■ TASK BRIEF: Keep the pictures out of the copy and print all the entries below exactly.

[START EXTRACTED INFORMATION]

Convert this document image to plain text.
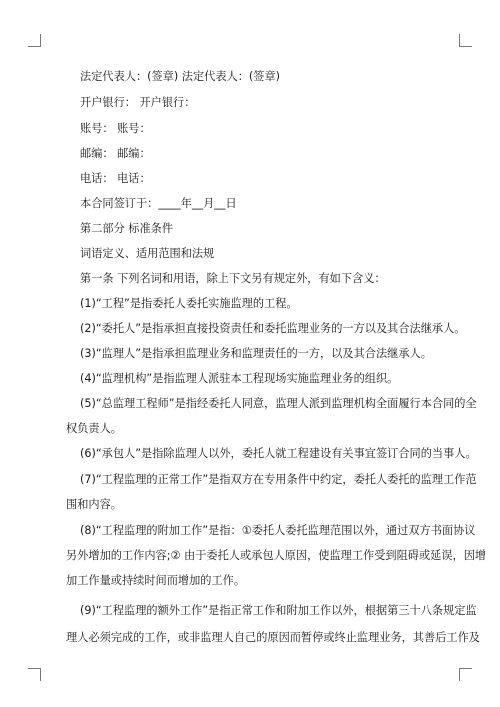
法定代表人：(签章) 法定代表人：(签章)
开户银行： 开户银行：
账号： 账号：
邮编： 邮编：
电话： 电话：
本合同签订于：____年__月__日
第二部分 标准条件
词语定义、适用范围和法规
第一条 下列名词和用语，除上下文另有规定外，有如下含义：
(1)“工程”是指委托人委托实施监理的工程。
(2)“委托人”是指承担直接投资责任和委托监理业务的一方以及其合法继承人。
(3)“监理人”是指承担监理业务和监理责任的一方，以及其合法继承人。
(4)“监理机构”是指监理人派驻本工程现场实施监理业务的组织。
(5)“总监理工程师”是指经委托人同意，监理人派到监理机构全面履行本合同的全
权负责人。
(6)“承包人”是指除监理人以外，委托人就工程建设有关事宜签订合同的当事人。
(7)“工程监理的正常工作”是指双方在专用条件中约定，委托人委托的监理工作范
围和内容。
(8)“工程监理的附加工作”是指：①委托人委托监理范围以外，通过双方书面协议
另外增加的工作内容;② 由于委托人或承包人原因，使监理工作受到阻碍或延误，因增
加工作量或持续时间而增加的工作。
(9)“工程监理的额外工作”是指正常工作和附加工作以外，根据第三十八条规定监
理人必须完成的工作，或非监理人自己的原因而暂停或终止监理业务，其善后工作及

[END EXTRACTED INFORMATION]

■ TASK RESULT:
Convert this document image to plain text.
法定代表人：(签章) 法定代表人：(签章)
开户银行： 开户银行：
账号： 账号：
邮编： 邮编：
电话： 电话：
本合同签订于：____年__月__日
第二部分 标准条件
词语定义、适用范围和法规
第一条 下列名词和用语，除上下文另有规定外，有如下含义：
(1)“工程”是指委托人委托实施监理的工程。
(2)“委托人”是指承担直接投资责任和委托监理业务的一方以及其合法继承人。
(3)“监理人”是指承担监理业务和监理责任的一方，以及其合法继承人。
(4)“监理机构”是指监理人派驻本工程现场实施监理业务的组织。
(5)“总监理工程师”是指经委托人同意，监理人派到监理机构全面履行本合同的全
权负责人。
(6)“承包人”是指除监理人以外，委托人就工程建设有关事宜签订合同的当事人。
(7)“工程监理的正常工作”是指双方在专用条件中约定，委托人委托的监理工作范
围和内容。
(8)“工程监理的附加工作”是指：①委托人委托监理范围以外，通过双方书面协议
另外增加的工作内容;② 由于委托人或承包人原因，使监理工作受到阻碍或延误，因增
加工作量或持续时间而增加的工作。
(9)“工程监理的额外工作”是指正常工作和附加工作以外，根据第三十八条规定监
理人必须完成的工作，或非监理人自己的原因而暂停或终止监理业务，其善后工作及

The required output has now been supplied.